### Direction
Make an exact copy of all the entries, with the pictures left out.

>> begin Excerpted data

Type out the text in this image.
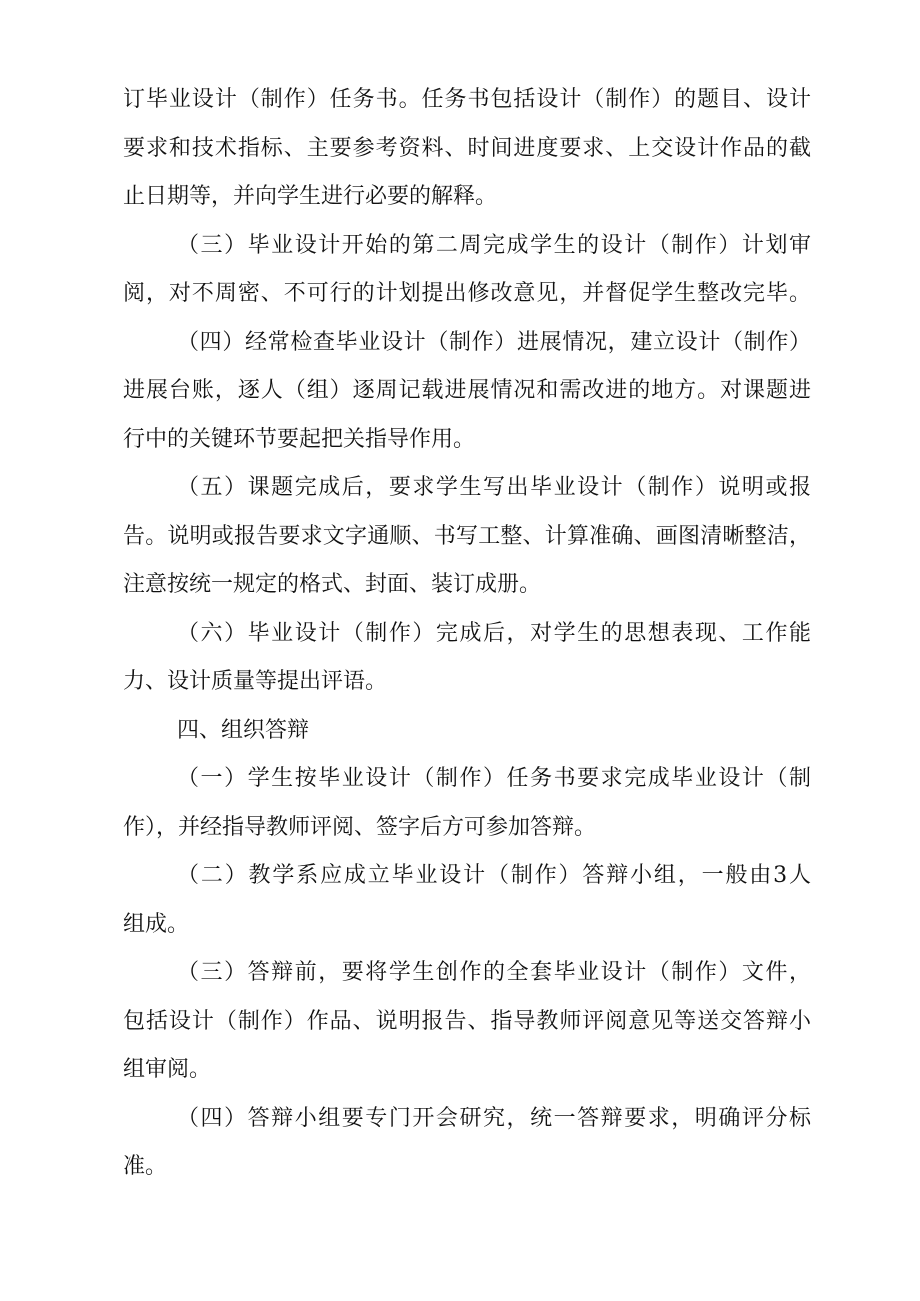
订毕业设计（制作）任务书。任务书包括设计（制作）的题目、设计
要求和技术指标、主要参考资料、时间进度要求、上交设计作品的截
止日期等，并向学生进行必要的解释。
（三）毕业设计开始的第二周完成学生的设计（制作）计划审
阅，对不周密、不可行的计划提出修改意见，并督促学生整改完毕。
（四）经常检查毕业设计（制作）进展情况，建立设计（制作）
进展台账，逐人（组）逐周记载进展情况和需改进的地方。对课题进
行中的关键环节要起把关指导作用。
（五）课题完成后，要求学生写出毕业设计（制作）说明或报
告。说明或报告要求文字通顺、书写工整、计算准确、画图清晰整洁，
注意按统一规定的格式、封面、装订成册。
（六）毕业设计（制作）完成后，对学生的思想表现、工作能
力、设计质量等提出评语。
四、组织答辩
（一）学生按毕业设计（制作）任务书要求完成毕业设计（制
作），并经指导教师评阅、签字后方可参加答辩。
（二）教学系应成立毕业设计（制作）答辩小组，一般由3人
组成。
（三）答辩前，要将学生创作的全套毕业设计（制作）文件，
包括设计（制作）作品、说明报告、指导教师评阅意见等送交答辩小
组审阅。
（四）答辩小组要专门开会研究，统一答辩要求，明确评分标
准。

>> end Excerpted data

### Answer to this task
Type out the text in this image.
订毕业设计（制作）任务书。任务书包括设计（制作）的题目、设计
要求和技术指标、主要参考资料、时间进度要求、上交设计作品的截
止日期等，并向学生进行必要的解释。
（三）毕业设计开始的第二周完成学生的设计（制作）计划审
阅，对不周密、不可行的计划提出修改意见，并督促学生整改完毕。
（四）经常检查毕业设计（制作）进展情况，建立设计（制作）
进展台账，逐人（组）逐周记载进展情况和需改进的地方。对课题进
行中的关键环节要起把关指导作用。
（五）课题完成后，要求学生写出毕业设计（制作）说明或报
告。说明或报告要求文字通顺、书写工整、计算准确、画图清晰整洁，
注意按统一规定的格式、封面、装订成册。
（六）毕业设计（制作）完成后，对学生的思想表现、工作能
力、设计质量等提出评语。
四、组织答辩
（一）学生按毕业设计（制作）任务书要求完成毕业设计（制
作），并经指导教师评阅、签字后方可参加答辩。
（二）教学系应成立毕业设计（制作）答辩小组，一般由3人
组成。
（三）答辩前，要将学生创作的全套毕业设计（制作）文件，
包括设计（制作）作品、说明报告、指导教师评阅意见等送交答辩小
组审阅。
（四）答辩小组要专门开会研究，统一答辩要求，明确评分标
准。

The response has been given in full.